----- Input rows -----

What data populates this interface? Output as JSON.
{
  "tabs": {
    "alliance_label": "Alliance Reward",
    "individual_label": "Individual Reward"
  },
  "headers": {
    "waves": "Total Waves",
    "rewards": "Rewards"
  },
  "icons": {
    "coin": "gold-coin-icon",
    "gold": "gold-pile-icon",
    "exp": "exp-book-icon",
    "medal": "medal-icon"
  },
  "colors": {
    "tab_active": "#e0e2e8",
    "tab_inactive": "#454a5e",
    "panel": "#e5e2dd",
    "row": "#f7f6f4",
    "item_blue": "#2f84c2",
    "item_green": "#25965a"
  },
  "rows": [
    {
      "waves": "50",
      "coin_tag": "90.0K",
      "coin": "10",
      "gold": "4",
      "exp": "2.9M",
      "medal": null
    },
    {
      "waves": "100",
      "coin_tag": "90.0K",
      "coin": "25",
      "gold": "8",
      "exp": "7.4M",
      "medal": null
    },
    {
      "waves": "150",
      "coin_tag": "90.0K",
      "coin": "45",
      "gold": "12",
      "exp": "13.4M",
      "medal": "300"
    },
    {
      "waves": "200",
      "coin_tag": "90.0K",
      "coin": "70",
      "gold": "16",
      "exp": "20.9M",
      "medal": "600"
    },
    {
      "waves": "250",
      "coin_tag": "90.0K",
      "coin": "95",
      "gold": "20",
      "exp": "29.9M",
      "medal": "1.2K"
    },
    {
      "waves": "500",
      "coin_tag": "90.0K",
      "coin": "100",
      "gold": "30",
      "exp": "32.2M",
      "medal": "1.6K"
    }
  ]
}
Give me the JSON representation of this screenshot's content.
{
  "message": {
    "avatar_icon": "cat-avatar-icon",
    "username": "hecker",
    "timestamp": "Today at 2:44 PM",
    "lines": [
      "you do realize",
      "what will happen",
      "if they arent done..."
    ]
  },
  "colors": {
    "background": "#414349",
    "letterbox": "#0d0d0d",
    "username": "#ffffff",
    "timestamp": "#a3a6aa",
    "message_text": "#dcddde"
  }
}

-----
----- Input rows -----

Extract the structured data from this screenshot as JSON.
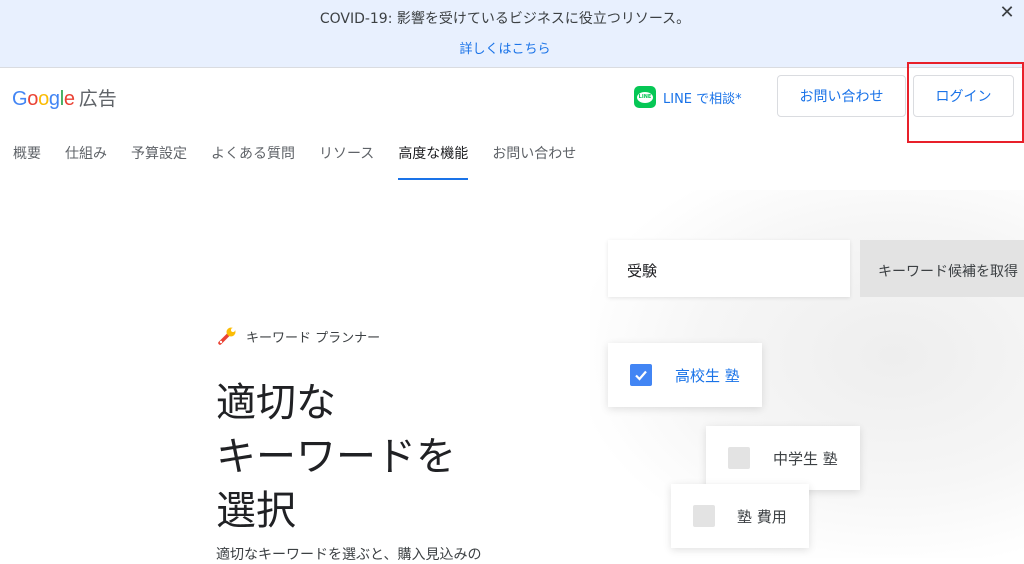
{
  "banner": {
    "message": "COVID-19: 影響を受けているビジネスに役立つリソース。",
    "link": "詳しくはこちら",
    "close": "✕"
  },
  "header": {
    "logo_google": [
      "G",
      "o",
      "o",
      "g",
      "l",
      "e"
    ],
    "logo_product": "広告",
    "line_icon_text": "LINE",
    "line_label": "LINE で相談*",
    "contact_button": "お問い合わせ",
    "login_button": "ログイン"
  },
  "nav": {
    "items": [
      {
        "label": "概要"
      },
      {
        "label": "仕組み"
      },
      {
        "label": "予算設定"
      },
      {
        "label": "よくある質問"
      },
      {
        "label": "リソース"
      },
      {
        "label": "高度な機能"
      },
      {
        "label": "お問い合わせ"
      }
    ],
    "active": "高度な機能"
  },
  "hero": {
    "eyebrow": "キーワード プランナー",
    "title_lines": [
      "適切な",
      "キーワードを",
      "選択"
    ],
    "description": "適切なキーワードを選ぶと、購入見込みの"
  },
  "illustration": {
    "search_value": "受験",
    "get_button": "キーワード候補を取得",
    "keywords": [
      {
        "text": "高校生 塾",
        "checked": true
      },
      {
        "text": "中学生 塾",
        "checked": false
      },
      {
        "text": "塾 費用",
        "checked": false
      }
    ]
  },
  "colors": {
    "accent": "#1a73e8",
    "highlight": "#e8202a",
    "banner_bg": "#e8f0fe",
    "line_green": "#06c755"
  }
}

-----
----- Input rows -----

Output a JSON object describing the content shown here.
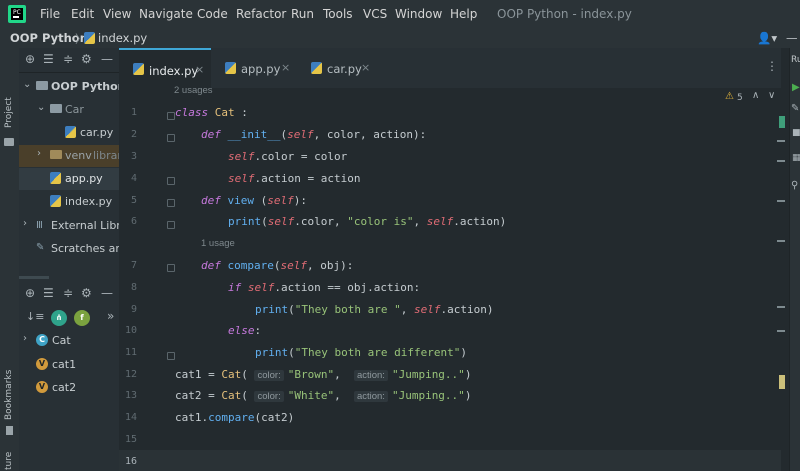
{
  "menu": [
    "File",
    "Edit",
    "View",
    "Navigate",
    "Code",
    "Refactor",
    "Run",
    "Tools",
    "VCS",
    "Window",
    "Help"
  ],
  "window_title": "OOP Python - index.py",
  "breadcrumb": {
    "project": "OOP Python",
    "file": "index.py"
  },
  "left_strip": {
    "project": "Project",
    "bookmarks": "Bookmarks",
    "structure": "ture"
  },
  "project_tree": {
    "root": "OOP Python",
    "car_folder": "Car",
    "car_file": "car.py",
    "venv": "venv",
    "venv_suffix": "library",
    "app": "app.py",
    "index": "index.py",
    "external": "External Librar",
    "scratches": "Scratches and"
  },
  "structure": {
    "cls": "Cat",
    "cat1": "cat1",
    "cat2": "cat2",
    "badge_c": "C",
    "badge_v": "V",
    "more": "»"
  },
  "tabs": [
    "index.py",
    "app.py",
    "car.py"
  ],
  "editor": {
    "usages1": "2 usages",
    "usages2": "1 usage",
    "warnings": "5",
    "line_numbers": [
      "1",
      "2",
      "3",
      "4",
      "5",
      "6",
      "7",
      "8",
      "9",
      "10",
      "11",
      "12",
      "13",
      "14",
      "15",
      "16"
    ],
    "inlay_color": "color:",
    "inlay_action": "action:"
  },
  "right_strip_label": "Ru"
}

-----

> _Problem to solve_
Go through the preceding material and copy each line that has the word "gold".

> _Final answer_
    "coin": "gold-coin-icon",
    "gold": "gold-pile-icon",
      "gold": "4",
      "gold": "8",
      "gold": "12",
      "gold": "16",
      "gold": "20",
      "gold": "30",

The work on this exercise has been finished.